— Begin —

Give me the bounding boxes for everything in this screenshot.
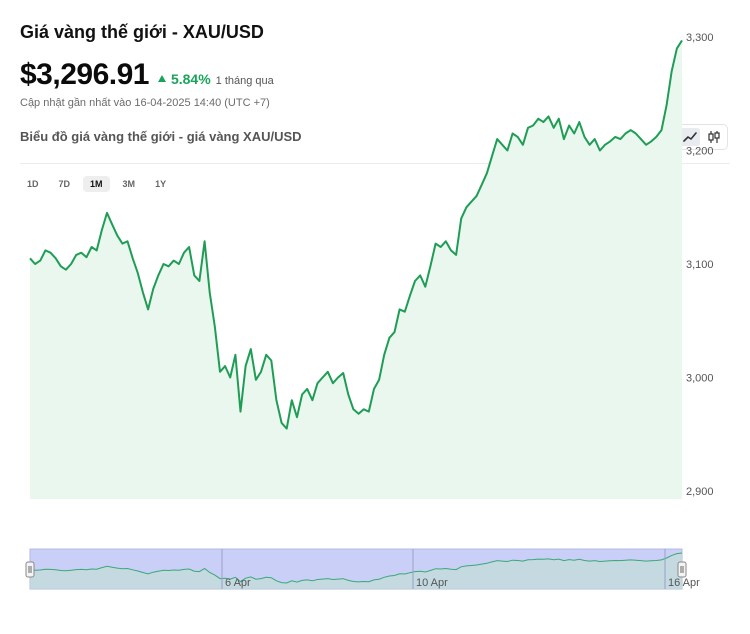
line-chart-button[interactable] <box>680 128 700 146</box>
current-price: $3,296.91 <box>20 58 149 91</box>
navigator-area <box>30 553 682 589</box>
y-tick-label: 3,100 <box>686 259 714 271</box>
navigator-date-label: 16 Apr <box>668 577 700 589</box>
price-area <box>30 40 682 500</box>
range-selector: 1D 7D 1M 3M 1Y <box>20 176 173 192</box>
range-1d-button[interactable]: 1D <box>27 179 39 189</box>
last-updated: Cập nhật gần nhất vào 16-04-2025 14:40 (… <box>20 97 270 109</box>
candlestick-icon <box>708 131 720 143</box>
navigator-line <box>29 552 683 584</box>
navigator-date-label: 6 Apr <box>225 577 251 589</box>
change-period: 1 tháng qua <box>215 75 274 87</box>
price-change: 5.84% <box>170 71 211 87</box>
candlestick-chart-button[interactable] <box>704 128 724 146</box>
chart-mode-switch <box>676 124 728 150</box>
range-1m-button[interactable]: 1M <box>83 176 110 192</box>
navigator-left-handle[interactable] <box>25 561 35 578</box>
header-divider <box>20 163 730 164</box>
navigator-range <box>29 548 683 590</box>
range-3m-button[interactable]: 3M <box>122 179 136 189</box>
navigator-right-handle[interactable] <box>677 561 687 578</box>
range-1y-button[interactable]: 1Y <box>155 179 167 189</box>
navigator-date-label: 10 Apr <box>416 577 448 589</box>
y-tick-label: 3,300 <box>686 32 714 44</box>
chart-subtitle: Biểu đồ giá vàng thế giới - giá vàng XAU… <box>20 129 302 144</box>
price-summary: $3,296.91 5.84% 1 tháng qua <box>20 58 274 92</box>
page-title: Giá vàng thế giới - XAU/USD <box>20 22 264 42</box>
y-tick-label: 3,000 <box>686 373 714 385</box>
y-tick-label: 2,900 <box>686 486 714 498</box>
range-7d-button[interactable]: 7D <box>58 179 71 189</box>
up-arrow-icon <box>157 75 166 82</box>
line-chart-icon <box>683 132 697 142</box>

— End —

To be done ->
From the line in the listing containing "line-chart-button[interactable] <box>680 128" up to and including the line containing "price-area <box>30 40 682 500</box>", write the lines out again with "y-tick-label" swapped for "y-axis-label" and all else left unchanged.

The solution ->
line-chart-button[interactable] <box>680 128 700 146</box>
current-price: $3,296.91 <box>20 58 149 91</box>
navigator-area <box>30 553 682 589</box>
y-axis-label: 3,100 <box>686 259 714 271</box>
navigator-date-label: 16 Apr <box>668 577 700 589</box>
price-area <box>30 40 682 500</box>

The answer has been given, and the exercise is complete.